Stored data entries

::::::::::

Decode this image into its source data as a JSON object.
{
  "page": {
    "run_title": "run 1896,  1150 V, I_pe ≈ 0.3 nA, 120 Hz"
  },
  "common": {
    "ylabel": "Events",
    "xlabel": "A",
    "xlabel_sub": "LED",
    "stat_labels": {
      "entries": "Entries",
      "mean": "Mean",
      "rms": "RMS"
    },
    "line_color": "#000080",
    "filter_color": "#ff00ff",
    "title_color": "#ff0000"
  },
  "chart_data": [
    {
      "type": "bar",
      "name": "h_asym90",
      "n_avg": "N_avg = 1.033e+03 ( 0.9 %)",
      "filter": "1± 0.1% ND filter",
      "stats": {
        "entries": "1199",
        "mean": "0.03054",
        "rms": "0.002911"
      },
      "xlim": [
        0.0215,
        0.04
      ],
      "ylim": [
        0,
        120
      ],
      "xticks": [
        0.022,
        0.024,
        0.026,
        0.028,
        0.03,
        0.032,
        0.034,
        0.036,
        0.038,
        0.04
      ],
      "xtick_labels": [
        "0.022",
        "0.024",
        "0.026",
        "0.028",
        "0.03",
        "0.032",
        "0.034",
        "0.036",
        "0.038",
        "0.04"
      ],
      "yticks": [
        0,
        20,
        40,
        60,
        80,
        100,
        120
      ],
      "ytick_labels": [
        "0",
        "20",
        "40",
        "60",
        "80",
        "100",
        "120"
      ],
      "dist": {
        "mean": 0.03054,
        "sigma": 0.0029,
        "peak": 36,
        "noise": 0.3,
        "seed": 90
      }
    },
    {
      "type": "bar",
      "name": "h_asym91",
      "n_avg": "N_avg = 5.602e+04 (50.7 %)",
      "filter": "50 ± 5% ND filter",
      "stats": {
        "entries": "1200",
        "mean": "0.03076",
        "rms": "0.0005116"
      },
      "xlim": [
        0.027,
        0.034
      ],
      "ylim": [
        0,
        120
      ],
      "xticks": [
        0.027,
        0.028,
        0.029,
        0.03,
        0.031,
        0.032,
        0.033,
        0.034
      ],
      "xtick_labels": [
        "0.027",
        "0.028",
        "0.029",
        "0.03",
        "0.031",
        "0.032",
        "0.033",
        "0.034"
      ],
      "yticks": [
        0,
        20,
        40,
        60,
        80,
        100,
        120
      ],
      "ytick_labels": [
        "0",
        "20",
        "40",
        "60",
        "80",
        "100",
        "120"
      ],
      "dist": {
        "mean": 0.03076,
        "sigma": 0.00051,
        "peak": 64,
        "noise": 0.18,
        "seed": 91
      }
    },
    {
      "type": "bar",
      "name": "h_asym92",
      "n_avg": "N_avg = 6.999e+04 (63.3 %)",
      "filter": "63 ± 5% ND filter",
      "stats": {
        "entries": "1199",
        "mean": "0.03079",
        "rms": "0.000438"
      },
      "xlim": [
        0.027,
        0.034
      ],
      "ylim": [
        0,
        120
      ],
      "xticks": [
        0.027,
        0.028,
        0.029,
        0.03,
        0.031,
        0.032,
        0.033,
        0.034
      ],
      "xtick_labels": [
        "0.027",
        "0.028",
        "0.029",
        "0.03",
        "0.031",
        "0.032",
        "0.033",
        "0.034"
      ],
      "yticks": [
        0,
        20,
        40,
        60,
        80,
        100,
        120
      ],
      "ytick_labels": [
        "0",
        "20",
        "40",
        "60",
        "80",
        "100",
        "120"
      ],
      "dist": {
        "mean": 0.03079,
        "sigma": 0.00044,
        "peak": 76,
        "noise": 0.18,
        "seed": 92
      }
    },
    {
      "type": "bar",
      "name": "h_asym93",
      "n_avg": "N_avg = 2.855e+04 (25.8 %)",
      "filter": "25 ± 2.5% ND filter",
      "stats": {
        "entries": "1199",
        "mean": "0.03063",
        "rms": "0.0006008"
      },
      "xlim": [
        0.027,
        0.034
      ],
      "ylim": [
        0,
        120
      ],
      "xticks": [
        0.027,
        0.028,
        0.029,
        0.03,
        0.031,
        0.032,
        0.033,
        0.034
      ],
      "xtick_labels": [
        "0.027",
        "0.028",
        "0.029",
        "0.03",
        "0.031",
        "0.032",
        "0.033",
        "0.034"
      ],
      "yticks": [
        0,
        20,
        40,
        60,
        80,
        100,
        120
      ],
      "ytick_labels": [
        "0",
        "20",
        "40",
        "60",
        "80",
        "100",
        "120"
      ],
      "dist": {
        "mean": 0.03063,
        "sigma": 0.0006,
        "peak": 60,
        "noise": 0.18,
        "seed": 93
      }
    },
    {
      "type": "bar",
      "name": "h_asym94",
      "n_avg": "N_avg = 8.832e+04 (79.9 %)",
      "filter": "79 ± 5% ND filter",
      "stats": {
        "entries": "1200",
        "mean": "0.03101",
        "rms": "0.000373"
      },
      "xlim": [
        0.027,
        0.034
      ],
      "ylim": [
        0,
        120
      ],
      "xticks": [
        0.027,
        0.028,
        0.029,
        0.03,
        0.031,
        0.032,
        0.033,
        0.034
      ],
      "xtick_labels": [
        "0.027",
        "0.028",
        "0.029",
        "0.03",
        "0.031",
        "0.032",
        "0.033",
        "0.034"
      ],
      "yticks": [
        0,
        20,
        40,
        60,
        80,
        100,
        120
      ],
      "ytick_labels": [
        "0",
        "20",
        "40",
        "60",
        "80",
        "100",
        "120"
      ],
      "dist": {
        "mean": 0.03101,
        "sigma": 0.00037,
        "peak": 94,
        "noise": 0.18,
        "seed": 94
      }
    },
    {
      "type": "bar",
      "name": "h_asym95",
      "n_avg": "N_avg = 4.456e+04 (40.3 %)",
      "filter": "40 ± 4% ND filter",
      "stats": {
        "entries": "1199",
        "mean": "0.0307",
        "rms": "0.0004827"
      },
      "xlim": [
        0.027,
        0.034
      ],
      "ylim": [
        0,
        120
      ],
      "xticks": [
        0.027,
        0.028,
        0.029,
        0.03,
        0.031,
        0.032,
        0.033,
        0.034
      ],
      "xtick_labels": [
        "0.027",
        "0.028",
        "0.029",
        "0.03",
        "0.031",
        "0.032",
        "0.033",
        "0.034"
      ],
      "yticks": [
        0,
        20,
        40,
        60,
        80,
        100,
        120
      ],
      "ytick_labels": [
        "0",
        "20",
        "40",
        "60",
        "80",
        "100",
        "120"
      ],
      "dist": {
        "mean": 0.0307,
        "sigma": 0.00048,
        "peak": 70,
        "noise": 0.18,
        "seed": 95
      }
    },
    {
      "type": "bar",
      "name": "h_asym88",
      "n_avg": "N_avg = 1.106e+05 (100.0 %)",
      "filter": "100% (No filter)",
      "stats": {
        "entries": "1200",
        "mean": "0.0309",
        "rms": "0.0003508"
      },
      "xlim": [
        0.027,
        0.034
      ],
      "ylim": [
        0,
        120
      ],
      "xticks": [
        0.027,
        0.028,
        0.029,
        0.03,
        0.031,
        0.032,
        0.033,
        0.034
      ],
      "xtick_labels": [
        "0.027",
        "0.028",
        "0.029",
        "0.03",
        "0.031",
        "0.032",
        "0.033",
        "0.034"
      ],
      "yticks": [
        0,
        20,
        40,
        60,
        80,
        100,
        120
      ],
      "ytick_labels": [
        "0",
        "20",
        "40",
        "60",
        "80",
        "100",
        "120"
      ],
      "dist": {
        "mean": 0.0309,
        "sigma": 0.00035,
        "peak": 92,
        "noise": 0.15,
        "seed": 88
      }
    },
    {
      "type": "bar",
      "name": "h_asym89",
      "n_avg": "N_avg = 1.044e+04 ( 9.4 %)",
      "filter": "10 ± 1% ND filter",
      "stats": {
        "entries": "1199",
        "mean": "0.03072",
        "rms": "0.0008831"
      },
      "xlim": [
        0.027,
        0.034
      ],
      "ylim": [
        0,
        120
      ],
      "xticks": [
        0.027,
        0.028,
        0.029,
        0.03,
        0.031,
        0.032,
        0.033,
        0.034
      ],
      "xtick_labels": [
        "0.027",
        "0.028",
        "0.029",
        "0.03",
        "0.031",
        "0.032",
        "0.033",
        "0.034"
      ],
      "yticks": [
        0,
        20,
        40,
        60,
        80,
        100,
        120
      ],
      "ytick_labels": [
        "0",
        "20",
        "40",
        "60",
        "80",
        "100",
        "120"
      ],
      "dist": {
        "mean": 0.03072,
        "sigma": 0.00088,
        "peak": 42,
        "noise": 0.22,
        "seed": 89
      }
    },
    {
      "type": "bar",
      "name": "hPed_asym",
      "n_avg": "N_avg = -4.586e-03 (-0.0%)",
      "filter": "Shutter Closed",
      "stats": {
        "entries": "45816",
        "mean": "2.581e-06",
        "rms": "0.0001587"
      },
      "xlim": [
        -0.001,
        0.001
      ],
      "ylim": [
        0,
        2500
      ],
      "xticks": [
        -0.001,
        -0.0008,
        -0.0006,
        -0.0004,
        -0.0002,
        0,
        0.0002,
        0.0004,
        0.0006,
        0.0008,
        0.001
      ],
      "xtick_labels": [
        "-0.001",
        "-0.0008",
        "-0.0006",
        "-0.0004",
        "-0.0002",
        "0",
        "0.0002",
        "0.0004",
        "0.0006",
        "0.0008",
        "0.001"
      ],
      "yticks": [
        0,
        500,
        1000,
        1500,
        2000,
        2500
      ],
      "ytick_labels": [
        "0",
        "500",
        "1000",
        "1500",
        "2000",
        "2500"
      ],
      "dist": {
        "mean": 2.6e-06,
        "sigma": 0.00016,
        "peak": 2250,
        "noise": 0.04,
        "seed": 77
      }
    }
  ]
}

::::::::::

Requirements
Report the number of lines holding the string "name", without any other words.

Answer
9